### Written instruction
Please turn every line of the data below into a numbered list, leaving out any blank lines.

### Supplied records
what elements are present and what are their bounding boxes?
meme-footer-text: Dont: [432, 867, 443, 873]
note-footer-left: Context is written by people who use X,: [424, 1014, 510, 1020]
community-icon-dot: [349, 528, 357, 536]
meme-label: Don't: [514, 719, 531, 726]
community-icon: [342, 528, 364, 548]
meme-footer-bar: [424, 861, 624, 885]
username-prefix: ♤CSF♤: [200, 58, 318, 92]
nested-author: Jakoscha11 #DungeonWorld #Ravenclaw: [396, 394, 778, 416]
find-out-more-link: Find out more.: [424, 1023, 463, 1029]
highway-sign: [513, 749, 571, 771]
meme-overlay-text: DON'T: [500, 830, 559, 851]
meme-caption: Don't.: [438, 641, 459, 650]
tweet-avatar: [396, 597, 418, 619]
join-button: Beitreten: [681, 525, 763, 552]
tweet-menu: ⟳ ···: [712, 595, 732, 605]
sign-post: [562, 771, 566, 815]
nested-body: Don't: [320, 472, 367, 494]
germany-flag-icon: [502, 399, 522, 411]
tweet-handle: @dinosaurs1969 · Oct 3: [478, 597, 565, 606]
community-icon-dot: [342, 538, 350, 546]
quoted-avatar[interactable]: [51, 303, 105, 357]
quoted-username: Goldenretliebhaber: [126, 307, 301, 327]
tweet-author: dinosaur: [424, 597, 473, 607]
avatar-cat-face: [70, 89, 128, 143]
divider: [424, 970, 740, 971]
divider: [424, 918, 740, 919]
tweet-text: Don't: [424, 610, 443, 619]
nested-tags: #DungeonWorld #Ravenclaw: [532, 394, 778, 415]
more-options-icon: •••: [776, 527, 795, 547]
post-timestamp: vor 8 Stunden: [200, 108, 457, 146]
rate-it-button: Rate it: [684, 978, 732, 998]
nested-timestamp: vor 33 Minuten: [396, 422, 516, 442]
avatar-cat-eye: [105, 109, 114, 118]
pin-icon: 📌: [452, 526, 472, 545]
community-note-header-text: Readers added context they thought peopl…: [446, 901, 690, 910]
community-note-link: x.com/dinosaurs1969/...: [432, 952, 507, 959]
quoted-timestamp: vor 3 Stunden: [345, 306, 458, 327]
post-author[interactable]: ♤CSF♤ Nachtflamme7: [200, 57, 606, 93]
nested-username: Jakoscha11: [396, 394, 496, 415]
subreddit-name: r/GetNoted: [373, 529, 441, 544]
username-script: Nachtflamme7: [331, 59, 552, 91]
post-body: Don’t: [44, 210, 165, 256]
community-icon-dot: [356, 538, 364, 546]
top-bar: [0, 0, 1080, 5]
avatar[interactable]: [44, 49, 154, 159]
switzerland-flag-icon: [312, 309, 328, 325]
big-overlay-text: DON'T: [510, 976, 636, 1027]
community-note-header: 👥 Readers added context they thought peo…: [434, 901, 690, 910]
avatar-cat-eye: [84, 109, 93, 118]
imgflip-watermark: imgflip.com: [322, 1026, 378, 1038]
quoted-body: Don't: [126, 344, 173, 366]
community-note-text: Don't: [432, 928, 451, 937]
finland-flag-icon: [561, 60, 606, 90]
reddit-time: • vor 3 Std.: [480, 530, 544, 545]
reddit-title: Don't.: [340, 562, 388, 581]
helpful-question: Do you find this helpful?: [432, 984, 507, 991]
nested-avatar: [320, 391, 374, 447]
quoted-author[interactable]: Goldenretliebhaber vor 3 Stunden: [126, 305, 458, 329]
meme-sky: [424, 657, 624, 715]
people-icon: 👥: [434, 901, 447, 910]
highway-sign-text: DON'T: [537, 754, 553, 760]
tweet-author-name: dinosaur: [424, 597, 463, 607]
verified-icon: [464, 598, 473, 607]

### Full solution
1. what elements are present and what are their bounding boxes?
2. meme-footer-text: Dont: [432, 867, 443, 873]
3. note-footer-left: Context is written by people who use X,: [424, 1014, 510, 1020]
4. community-icon-dot: [349, 528, 357, 536]
5. meme-label: Don't: [514, 719, 531, 726]
6. community-icon: [342, 528, 364, 548]
7. meme-footer-bar: [424, 861, 624, 885]
8. username-prefix: ♤CSF♤: [200, 58, 318, 92]
9. nested-author: Jakoscha11 #DungeonWorld #Ravenclaw: [396, 394, 778, 416]
10. find-out-more-link: Find out more.: [424, 1023, 463, 1029]
11. highway-sign: [513, 749, 571, 771]
12. meme-overlay-text: DON'T: [500, 830, 559, 851]
13. meme-caption: Don't.: [438, 641, 459, 650]
14. tweet-avatar: [396, 597, 418, 619]
15. join-button: Beitreten: [681, 525, 763, 552]
16. tweet-menu: ⟳ ···: [712, 595, 732, 605]
17. sign-post: [562, 771, 566, 815]
18. nested-body: Don't: [320, 472, 367, 494]
19. germany-flag-icon: [502, 399, 522, 411]
20. tweet-handle: @dinosaurs1969 · Oct 3: [478, 597, 565, 606]
21. community-icon-dot: [342, 538, 350, 546]
22. quoted-avatar[interactable]: [51, 303, 105, 357]
23. quoted-username: Goldenretliebhaber: [126, 307, 301, 327]
24. tweet-author: dinosaur: [424, 597, 473, 607]
25. avatar-cat-face: [70, 89, 128, 143]
26. divider: [424, 970, 740, 971]
27. divider: [424, 918, 740, 919]
28. tweet-text: Don't: [424, 610, 443, 619]
29. nested-tags: #DungeonWorld #Ravenclaw: [532, 394, 778, 415]
30. more-options-icon: •••: [776, 527, 795, 547]
31. post-timestamp: vor 8 Stunden: [200, 108, 457, 146]
32. rate-it-button: Rate it: [684, 978, 732, 998]
33. nested-timestamp: vor 33 Minuten: [396, 422, 516, 442]
34. avatar-cat-eye: [105, 109, 114, 118]
35. pin-icon: 📌: [452, 526, 472, 545]
36. community-note-header-text: Readers added context they thought peopl…: [446, 901, 690, 910]
37. community-note-link: x.com/dinosaurs1969/...: [432, 952, 507, 959]
38. quoted-timestamp: vor 3 Stunden: [345, 306, 458, 327]
39. post-author[interactable]: ♤CSF♤ Nachtflamme7: [200, 57, 606, 93]
40. nested-username: Jakoscha11: [396, 394, 496, 415]
41. subreddit-name: r/GetNoted: [373, 529, 441, 544]
42. username-script: Nachtflamme7: [331, 59, 552, 91]
43. post-body: Don’t: [44, 210, 165, 256]
44. community-icon-dot: [356, 538, 364, 546]
45. top-bar: [0, 0, 1080, 5]
46. avatar[interactable]: [44, 49, 154, 159]
47. switzerland-flag-icon: [312, 309, 328, 325]
48. big-overlay-text: DON'T: [510, 976, 636, 1027]
49. community-note-header: 👥 Readers added context they thought peo…: [434, 901, 690, 910]
50. avatar-cat-eye: [84, 109, 93, 118]
51. imgflip-watermark: imgflip.com: [322, 1026, 378, 1038]
52. quoted-body: Don't: [126, 344, 173, 366]
53. community-note-text: Don't: [432, 928, 451, 937]
54. finland-flag-icon: [561, 60, 606, 90]
55. reddit-time: • vor 3 Std.: [480, 530, 544, 545]
56. reddit-title: Don't.: [340, 562, 388, 581]
57. helpful-question: Do you find this helpful?: [432, 984, 507, 991]
58. nested-avatar: [320, 391, 374, 447]
59. quoted-author[interactable]: Goldenretliebhaber vor 3 Stunden: [126, 305, 458, 329]
60. meme-sky: [424, 657, 624, 715]
61. people-icon: 👥: [434, 901, 447, 910]
62. highway-sign-text: DON'T: [537, 754, 553, 760]
63. tweet-author-name: dinosaur: [424, 597, 463, 607]
64. verified-icon: [464, 598, 473, 607]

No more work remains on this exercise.